- _Task description_
Extract all lines from the data beneath that include the word "dificuldade".

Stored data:
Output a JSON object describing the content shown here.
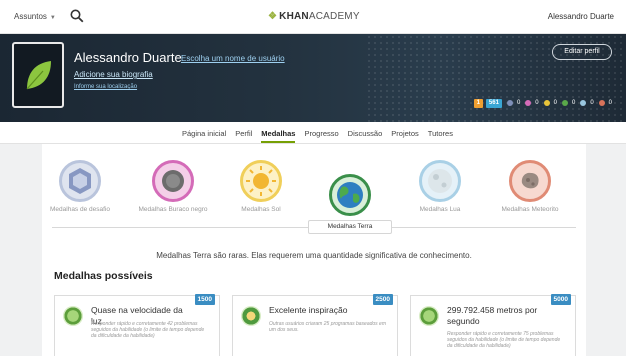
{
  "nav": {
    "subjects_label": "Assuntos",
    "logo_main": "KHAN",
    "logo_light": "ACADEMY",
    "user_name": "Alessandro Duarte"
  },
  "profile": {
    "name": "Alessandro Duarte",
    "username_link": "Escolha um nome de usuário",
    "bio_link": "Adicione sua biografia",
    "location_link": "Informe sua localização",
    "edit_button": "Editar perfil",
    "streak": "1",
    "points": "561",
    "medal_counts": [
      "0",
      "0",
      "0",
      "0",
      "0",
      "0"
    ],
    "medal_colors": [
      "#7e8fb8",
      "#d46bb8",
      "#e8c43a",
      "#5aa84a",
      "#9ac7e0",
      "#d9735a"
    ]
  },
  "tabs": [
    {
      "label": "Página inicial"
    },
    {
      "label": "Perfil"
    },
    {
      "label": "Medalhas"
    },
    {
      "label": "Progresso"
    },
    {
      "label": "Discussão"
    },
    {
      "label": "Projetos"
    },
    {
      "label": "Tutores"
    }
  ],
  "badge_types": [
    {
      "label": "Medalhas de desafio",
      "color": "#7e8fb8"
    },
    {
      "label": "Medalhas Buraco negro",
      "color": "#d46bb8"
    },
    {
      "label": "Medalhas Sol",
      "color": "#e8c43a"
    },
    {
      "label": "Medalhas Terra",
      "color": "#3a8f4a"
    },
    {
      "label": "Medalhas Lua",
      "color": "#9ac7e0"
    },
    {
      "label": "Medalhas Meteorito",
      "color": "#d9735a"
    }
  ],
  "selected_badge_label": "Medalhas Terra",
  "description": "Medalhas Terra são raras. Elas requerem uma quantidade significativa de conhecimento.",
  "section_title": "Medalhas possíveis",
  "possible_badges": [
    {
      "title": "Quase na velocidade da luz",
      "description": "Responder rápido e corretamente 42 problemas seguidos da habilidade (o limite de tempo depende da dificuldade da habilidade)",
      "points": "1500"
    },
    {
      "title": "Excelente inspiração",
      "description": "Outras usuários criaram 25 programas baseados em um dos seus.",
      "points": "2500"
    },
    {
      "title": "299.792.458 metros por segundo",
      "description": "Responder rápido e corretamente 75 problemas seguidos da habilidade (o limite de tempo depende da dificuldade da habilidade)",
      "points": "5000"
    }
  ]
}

- _Task result_
      "description": "Responder rápido e corretamente 42 problemas seguidos da habilidade (o limite de tempo depende da dificuldade da habilidade)",
      "description": "Responder rápido e corretamente 75 problemas seguidos da habilidade (o limite de tempo depende da dificuldade da habilidade)",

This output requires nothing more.